* [Aim of the task]
Could you print every record below exactly as it appears?

^^^^

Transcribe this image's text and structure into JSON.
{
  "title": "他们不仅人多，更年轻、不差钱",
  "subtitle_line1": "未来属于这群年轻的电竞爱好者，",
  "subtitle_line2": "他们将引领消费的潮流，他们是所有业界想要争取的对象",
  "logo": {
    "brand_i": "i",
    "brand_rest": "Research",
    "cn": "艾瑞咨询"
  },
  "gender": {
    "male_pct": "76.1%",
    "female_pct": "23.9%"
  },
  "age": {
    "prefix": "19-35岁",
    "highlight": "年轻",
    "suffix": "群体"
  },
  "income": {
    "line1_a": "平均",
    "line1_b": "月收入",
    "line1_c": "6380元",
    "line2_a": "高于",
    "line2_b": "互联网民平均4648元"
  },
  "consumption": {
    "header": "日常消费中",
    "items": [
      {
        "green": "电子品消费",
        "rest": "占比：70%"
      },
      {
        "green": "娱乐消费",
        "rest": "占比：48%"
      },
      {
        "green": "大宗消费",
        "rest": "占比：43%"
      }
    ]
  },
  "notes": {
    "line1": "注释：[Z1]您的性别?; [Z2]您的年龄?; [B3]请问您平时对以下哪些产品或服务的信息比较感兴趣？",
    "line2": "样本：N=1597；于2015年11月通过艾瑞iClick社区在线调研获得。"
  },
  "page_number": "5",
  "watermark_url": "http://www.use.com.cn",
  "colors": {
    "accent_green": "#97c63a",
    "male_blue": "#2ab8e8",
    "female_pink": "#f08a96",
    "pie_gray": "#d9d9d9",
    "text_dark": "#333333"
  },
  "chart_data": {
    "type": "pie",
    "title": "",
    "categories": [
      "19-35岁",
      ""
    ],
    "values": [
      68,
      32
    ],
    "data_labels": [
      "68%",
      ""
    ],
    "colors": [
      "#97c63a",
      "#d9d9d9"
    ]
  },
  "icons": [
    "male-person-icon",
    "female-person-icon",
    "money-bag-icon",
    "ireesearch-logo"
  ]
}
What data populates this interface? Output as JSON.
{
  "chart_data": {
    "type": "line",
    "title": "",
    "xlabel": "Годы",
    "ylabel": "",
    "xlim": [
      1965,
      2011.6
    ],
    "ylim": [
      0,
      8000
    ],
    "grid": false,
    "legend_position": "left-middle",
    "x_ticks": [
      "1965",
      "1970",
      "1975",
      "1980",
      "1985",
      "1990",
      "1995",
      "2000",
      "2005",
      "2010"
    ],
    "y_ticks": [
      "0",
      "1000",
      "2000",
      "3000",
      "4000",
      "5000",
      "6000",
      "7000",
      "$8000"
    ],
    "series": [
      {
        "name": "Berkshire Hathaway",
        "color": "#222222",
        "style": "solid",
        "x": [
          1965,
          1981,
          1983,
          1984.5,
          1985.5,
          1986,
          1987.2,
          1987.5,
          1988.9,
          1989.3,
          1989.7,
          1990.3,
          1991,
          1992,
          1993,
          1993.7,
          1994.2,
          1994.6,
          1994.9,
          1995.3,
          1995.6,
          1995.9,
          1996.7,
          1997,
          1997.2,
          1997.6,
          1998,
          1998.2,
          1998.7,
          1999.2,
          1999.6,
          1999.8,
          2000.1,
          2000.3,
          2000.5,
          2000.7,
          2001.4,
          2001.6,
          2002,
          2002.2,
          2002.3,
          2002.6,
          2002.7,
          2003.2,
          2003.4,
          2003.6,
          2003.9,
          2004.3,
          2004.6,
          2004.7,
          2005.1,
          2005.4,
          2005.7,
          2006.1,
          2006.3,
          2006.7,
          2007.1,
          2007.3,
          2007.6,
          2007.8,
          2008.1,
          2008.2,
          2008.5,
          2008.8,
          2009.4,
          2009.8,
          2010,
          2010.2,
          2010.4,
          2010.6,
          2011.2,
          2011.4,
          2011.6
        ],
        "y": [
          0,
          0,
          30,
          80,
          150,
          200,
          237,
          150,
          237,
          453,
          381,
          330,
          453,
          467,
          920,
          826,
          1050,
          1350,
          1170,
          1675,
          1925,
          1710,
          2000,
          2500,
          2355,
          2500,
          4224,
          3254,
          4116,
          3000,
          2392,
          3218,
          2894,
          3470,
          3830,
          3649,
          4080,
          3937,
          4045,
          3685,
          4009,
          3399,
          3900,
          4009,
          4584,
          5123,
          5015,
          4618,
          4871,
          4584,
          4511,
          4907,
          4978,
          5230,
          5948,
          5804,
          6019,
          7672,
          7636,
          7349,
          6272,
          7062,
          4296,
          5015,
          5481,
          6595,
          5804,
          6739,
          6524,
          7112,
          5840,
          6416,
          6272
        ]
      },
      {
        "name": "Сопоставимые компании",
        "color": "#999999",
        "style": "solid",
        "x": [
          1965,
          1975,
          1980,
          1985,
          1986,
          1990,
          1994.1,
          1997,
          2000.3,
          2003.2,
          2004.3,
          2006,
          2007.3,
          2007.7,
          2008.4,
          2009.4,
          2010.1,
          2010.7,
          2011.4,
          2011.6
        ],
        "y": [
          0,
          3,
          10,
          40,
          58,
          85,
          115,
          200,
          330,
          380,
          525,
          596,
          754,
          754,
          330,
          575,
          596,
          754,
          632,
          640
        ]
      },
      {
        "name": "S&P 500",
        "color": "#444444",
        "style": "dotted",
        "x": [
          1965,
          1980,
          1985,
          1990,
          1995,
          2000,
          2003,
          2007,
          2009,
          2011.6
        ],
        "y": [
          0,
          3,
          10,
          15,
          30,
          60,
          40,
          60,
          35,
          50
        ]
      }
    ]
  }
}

^^^^

* [Written response]
Transcribe this image's text and structure into JSON.
{
  "title": "他们不仅人多，更年轻、不差钱",
  "subtitle_line1": "未来属于这群年轻的电竞爱好者，",
  "subtitle_line2": "他们将引领消费的潮流，他们是所有业界想要争取的对象",
  "logo": {
    "brand_i": "i",
    "brand_rest": "Research",
    "cn": "艾瑞咨询"
  },
  "gender": {
    "male_pct": "76.1%",
    "female_pct": "23.9%"
  },
  "age": {
    "prefix": "19-35岁",
    "highlight": "年轻",
    "suffix": "群体"
  },
  "income": {
    "line1_a": "平均",
    "line1_b": "月收入",
    "line1_c": "6380元",
    "line2_a": "高于",
    "line2_b": "互联网民平均4648元"
  },
  "consumption": {
    "header": "日常消费中",
    "items": [
      {
        "green": "电子品消费",
        "rest": "占比：70%"
      },
      {
        "green": "娱乐消费",
        "rest": "占比：48%"
      },
      {
        "green": "大宗消费",
        "rest": "占比：43%"
      }
    ]
  },
  "notes": {
    "line1": "注释：[Z1]您的性别?; [Z2]您的年龄?; [B3]请问您平时对以下哪些产品或服务的信息比较感兴趣？",
    "line2": "样本：N=1597；于2015年11月通过艾瑞iClick社区在线调研获得。"
  },
  "page_number": "5",
  "watermark_url": "http://www.use.com.cn",
  "colors": {
    "accent_green": "#97c63a",
    "male_blue": "#2ab8e8",
    "female_pink": "#f08a96",
    "pie_gray": "#d9d9d9",
    "text_dark": "#333333"
  },
  "chart_data": {
    "type": "pie",
    "title": "",
    "categories": [
      "19-35岁",
      ""
    ],
    "values": [
      68,
      32
    ],
    "data_labels": [
      "68%",
      ""
    ],
    "colors": [
      "#97c63a",
      "#d9d9d9"
    ]
  },
  "icons": [
    "male-person-icon",
    "female-person-icon",
    "money-bag-icon",
    "ireesearch-logo"
  ]
}
What data populates this interface? Output as JSON.
{
  "chart_data": {
    "type": "line",
    "title": "",
    "xlabel": "Годы",
    "ylabel": "",
    "xlim": [
      1965,
      2011.6
    ],
    "ylim": [
      0,
      8000
    ],
    "grid": false,
    "legend_position": "left-middle",
    "x_ticks": [
      "1965",
      "1970",
      "1975",
      "1980",
      "1985",
      "1990",
      "1995",
      "2000",
      "2005",
      "2010"
    ],
    "y_ticks": [
      "0",
      "1000",
      "2000",
      "3000",
      "4000",
      "5000",
      "6000",
      "7000",
      "$8000"
    ],
    "series": [
      {
        "name": "Berkshire Hathaway",
        "color": "#222222",
        "style": "solid",
        "x": [
          1965,
          1981,
          1983,
          1984.5,
          1985.5,
          1986,
          1987.2,
          1987.5,
          1988.9,
          1989.3,
          1989.7,
          1990.3,
          1991,
          1992,
          1993,
          1993.7,
          1994.2,
          1994.6,
          1994.9,
          1995.3,
          1995.6,
          1995.9,
          1996.7,
          1997,
          1997.2,
          1997.6,
          1998,
          1998.2,
          1998.7,
          1999.2,
          1999.6,
          1999.8,
          2000.1,
          2000.3,
          2000.5,
          2000.7,
          2001.4,
          2001.6,
          2002,
          2002.2,
          2002.3,
          2002.6,
          2002.7,
          2003.2,
          2003.4,
          2003.6,
          2003.9,
          2004.3,
          2004.6,
          2004.7,
          2005.1,
          2005.4,
          2005.7,
          2006.1,
          2006.3,
          2006.7,
          2007.1,
          2007.3,
          2007.6,
          2007.8,
          2008.1,
          2008.2,
          2008.5,
          2008.8,
          2009.4,
          2009.8,
          2010,
          2010.2,
          2010.4,
          2010.6,
          2011.2,
          2011.4,
          2011.6
        ],
        "y": [
          0,
          0,
          30,
          80,
          150,
          200,
          237,
          150,
          237,
          453,
          381,
          330,
          453,
          467,
          920,
          826,
          1050,
          1350,
          1170,
          1675,
          1925,
          1710,
          2000,
          2500,
          2355,
          2500,
          4224,
          3254,
          4116,
          3000,
          2392,
          3218,
          2894,
          3470,
          3830,
          3649,
          4080,
          3937,
          4045,
          3685,
          4009,
          3399,
          3900,
          4009,
          4584,
          5123,
          5015,
          4618,
          4871,
          4584,
          4511,
          4907,
          4978,
          5230,
          5948,
          5804,
          6019,
          7672,
          7636,
          7349,
          6272,
          7062,
          4296,
          5015,
          5481,
          6595,
          5804,
          6739,
          6524,
          7112,
          5840,
          6416,
          6272
        ]
      },
      {
        "name": "Сопоставимые компании",
        "color": "#999999",
        "style": "solid",
        "x": [
          1965,
          1975,
          1980,
          1985,
          1986,
          1990,
          1994.1,
          1997,
          2000.3,
          2003.2,
          2004.3,
          2006,
          2007.3,
          2007.7,
          2008.4,
          2009.4,
          2010.1,
          2010.7,
          2011.4,
          2011.6
        ],
        "y": [
          0,
          3,
          10,
          40,
          58,
          85,
          115,
          200,
          330,
          380,
          525,
          596,
          754,
          754,
          330,
          575,
          596,
          754,
          632,
          640
        ]
      },
      {
        "name": "S&P 500",
        "color": "#444444",
        "style": "dotted",
        "x": [
          1965,
          1980,
          1985,
          1990,
          1995,
          2000,
          2003,
          2007,
          2009,
          2011.6
        ],
        "y": [
          0,
          3,
          10,
          15,
          30,
          60,
          40,
          60,
          35,
          50
        ]
      }
    ]
  }
}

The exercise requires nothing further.